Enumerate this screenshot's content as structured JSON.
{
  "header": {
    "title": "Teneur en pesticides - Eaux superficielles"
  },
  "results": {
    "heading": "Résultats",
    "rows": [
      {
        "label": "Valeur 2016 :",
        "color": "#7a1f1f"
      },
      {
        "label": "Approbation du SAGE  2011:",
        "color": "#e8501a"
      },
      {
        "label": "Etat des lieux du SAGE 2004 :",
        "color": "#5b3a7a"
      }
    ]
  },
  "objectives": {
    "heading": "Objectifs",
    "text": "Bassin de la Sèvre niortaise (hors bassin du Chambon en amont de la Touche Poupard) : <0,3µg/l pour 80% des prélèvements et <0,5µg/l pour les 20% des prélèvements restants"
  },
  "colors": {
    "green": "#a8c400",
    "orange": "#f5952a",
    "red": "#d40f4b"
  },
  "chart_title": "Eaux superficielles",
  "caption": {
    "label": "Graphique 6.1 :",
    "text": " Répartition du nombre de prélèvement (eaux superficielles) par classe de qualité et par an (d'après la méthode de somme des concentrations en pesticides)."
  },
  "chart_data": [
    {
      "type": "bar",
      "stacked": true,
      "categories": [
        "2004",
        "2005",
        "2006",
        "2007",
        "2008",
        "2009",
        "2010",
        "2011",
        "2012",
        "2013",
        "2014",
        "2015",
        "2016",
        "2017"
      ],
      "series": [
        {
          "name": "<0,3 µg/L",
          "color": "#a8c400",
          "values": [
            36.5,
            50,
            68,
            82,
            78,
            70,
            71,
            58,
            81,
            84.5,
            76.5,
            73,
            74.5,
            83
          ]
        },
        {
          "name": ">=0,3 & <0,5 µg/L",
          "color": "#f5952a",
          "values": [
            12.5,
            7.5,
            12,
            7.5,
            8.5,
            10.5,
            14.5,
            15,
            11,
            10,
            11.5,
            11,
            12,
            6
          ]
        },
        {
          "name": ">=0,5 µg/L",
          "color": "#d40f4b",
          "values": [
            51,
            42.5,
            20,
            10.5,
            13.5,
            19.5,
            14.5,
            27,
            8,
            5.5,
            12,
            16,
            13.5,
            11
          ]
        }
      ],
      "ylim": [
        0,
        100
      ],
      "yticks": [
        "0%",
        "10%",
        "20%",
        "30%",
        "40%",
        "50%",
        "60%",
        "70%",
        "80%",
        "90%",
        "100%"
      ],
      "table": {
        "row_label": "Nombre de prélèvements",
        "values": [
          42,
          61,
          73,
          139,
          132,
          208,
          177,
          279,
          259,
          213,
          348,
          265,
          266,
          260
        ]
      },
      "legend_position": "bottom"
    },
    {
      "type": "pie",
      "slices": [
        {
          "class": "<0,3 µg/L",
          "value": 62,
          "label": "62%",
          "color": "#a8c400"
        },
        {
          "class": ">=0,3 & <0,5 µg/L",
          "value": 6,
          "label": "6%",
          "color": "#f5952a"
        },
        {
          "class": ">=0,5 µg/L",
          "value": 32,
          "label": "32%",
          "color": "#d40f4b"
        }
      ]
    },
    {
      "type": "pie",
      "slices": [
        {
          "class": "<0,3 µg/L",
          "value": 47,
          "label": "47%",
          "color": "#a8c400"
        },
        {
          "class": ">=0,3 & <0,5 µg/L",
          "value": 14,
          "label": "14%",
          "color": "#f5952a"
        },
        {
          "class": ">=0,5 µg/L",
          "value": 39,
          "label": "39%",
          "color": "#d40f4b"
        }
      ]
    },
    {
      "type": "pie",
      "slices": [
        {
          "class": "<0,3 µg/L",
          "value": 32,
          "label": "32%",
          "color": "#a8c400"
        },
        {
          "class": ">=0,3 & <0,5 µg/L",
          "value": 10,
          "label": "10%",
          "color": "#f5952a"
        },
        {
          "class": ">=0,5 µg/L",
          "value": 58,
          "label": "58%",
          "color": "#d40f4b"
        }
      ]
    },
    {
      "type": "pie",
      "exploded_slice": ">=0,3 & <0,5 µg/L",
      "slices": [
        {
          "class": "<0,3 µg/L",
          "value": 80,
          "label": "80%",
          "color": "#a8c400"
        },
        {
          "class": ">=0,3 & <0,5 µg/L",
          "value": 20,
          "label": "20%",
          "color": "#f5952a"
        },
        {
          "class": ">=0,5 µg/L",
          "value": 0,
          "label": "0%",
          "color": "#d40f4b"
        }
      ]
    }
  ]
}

## Task statement
Transcribe all of the material exactly. Omit nothing.

## Response
Enumerate this screenshot's content as structured JSON.
{
  "header": {
    "title": "Teneur en pesticides - Eaux superficielles"
  },
  "results": {
    "heading": "Résultats",
    "rows": [
      {
        "label": "Valeur 2016 :",
        "color": "#7a1f1f"
      },
      {
        "label": "Approbation du SAGE  2011:",
        "color": "#e8501a"
      },
      {
        "label": "Etat des lieux du SAGE 2004 :",
        "color": "#5b3a7a"
      }
    ]
  },
  "objectives": {
    "heading": "Objectifs",
    "text": "Bassin de la Sèvre niortaise (hors bassin du Chambon en amont de la Touche Poupard) : <0,3µg/l pour 80% des prélèvements et <0,5µg/l pour les 20% des prélèvements restants"
  },
  "colors": {
    "green": "#a8c400",
    "orange": "#f5952a",
    "red": "#d40f4b"
  },
  "chart_title": "Eaux superficielles",
  "caption": {
    "label": "Graphique 6.1 :",
    "text": " Répartition du nombre de prélèvement (eaux superficielles) par classe de qualité et par an (d'après la méthode de somme des concentrations en pesticides)."
  },
  "chart_data": [
    {
      "type": "bar",
      "stacked": true,
      "categories": [
        "2004",
        "2005",
        "2006",
        "2007",
        "2008",
        "2009",
        "2010",
        "2011",
        "2012",
        "2013",
        "2014",
        "2015",
        "2016",
        "2017"
      ],
      "series": [
        {
          "name": "<0,3 µg/L",
          "color": "#a8c400",
          "values": [
            36.5,
            50,
            68,
            82,
            78,
            70,
            71,
            58,
            81,
            84.5,
            76.5,
            73,
            74.5,
            83
          ]
        },
        {
          "name": ">=0,3 & <0,5 µg/L",
          "color": "#f5952a",
          "values": [
            12.5,
            7.5,
            12,
            7.5,
            8.5,
            10.5,
            14.5,
            15,
            11,
            10,
            11.5,
            11,
            12,
            6
          ]
        },
        {
          "name": ">=0,5 µg/L",
          "color": "#d40f4b",
          "values": [
            51,
            42.5,
            20,
            10.5,
            13.5,
            19.5,
            14.5,
            27,
            8,
            5.5,
            12,
            16,
            13.5,
            11
          ]
        }
      ],
      "ylim": [
        0,
        100
      ],
      "yticks": [
        "0%",
        "10%",
        "20%",
        "30%",
        "40%",
        "50%",
        "60%",
        "70%",
        "80%",
        "90%",
        "100%"
      ],
      "table": {
        "row_label": "Nombre de prélèvements",
        "values": [
          42,
          61,
          73,
          139,
          132,
          208,
          177,
          279,
          259,
          213,
          348,
          265,
          266,
          260
        ]
      },
      "legend_position": "bottom"
    },
    {
      "type": "pie",
      "slices": [
        {
          "class": "<0,3 µg/L",
          "value": 62,
          "label": "62%",
          "color": "#a8c400"
        },
        {
          "class": ">=0,3 & <0,5 µg/L",
          "value": 6,
          "label": "6%",
          "color": "#f5952a"
        },
        {
          "class": ">=0,5 µg/L",
          "value": 32,
          "label": "32%",
          "color": "#d40f4b"
        }
      ]
    },
    {
      "type": "pie",
      "slices": [
        {
          "class": "<0,3 µg/L",
          "value": 47,
          "label": "47%",
          "color": "#a8c400"
        },
        {
          "class": ">=0,3 & <0,5 µg/L",
          "value": 14,
          "label": "14%",
          "color": "#f5952a"
        },
        {
          "class": ">=0,5 µg/L",
          "value": 39,
          "label": "39%",
          "color": "#d40f4b"
        }
      ]
    },
    {
      "type": "pie",
      "slices": [
        {
          "class": "<0,3 µg/L",
          "value": 32,
          "label": "32%",
          "color": "#a8c400"
        },
        {
          "class": ">=0,3 & <0,5 µg/L",
          "value": 10,
          "label": "10%",
          "color": "#f5952a"
        },
        {
          "class": ">=0,5 µg/L",
          "value": 58,
          "label": "58%",
          "color": "#d40f4b"
        }
      ]
    },
    {
      "type": "pie",
      "exploded_slice": ">=0,3 & <0,5 µg/L",
      "slices": [
        {
          "class": "<0,3 µg/L",
          "value": 80,
          "label": "80%",
          "color": "#a8c400"
        },
        {
          "class": ">=0,3 & <0,5 µg/L",
          "value": 20,
          "label": "20%",
          "color": "#f5952a"
        },
        {
          "class": ">=0,5 µg/L",
          "value": 0,
          "label": "0%",
          "color": "#d40f4b"
        }
      ]
    }
  ]
}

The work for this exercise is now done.